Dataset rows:
•••

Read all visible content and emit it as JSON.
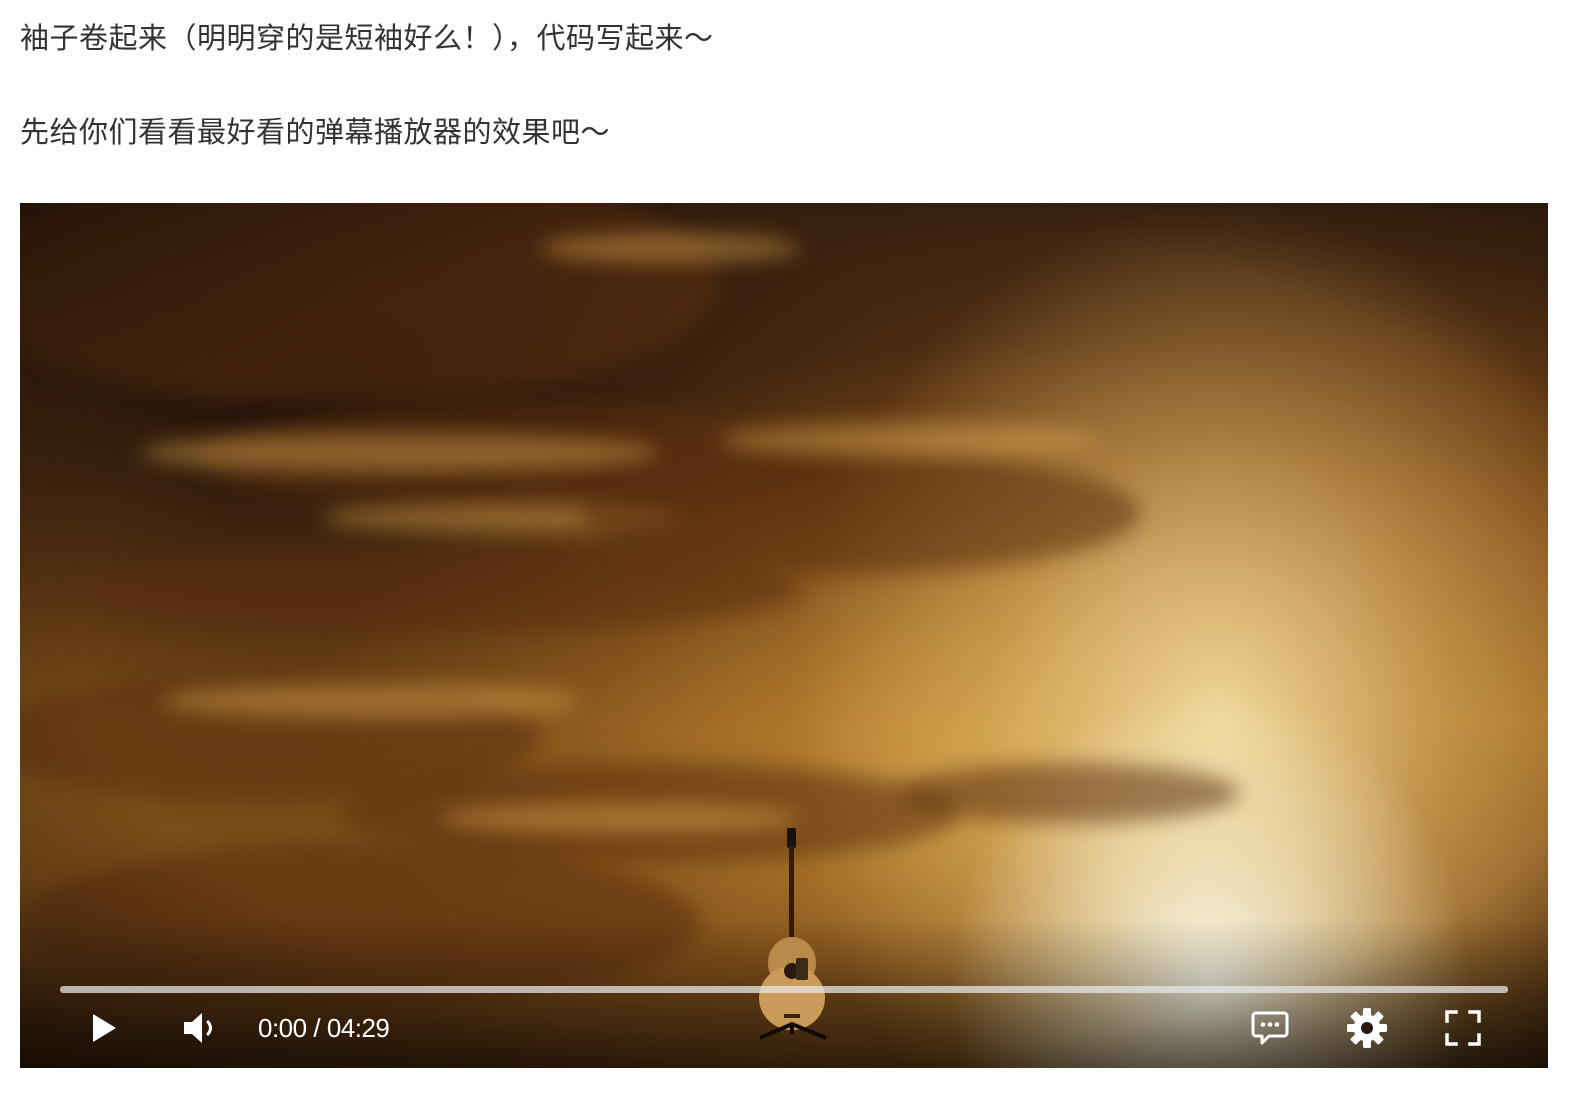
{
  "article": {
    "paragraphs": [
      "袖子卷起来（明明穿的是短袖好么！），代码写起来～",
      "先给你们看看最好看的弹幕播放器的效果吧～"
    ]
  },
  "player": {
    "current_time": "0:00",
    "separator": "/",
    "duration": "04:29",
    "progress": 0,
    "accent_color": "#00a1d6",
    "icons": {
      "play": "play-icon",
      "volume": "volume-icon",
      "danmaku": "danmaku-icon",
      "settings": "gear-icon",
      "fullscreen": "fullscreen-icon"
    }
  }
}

•••

YOUR TASK -
Return the listing above in full and without alteration, excluding its pictures.

FINAL ANSWER -
Read all visible content and emit it as JSON.
{
  "article": {
    "paragraphs": [
      "袖子卷起来（明明穿的是短袖好么！），代码写起来～",
      "先给你们看看最好看的弹幕播放器的效果吧～"
    ]
  },
  "player": {
    "current_time": "0:00",
    "separator": "/",
    "duration": "04:29",
    "progress": 0,
    "accent_color": "#00a1d6",
    "icons": {
      "play": "play-icon",
      "volume": "volume-icon",
      "danmaku": "danmaku-icon",
      "settings": "gear-icon",
      "fullscreen": "fullscreen-icon"
    }
  }
}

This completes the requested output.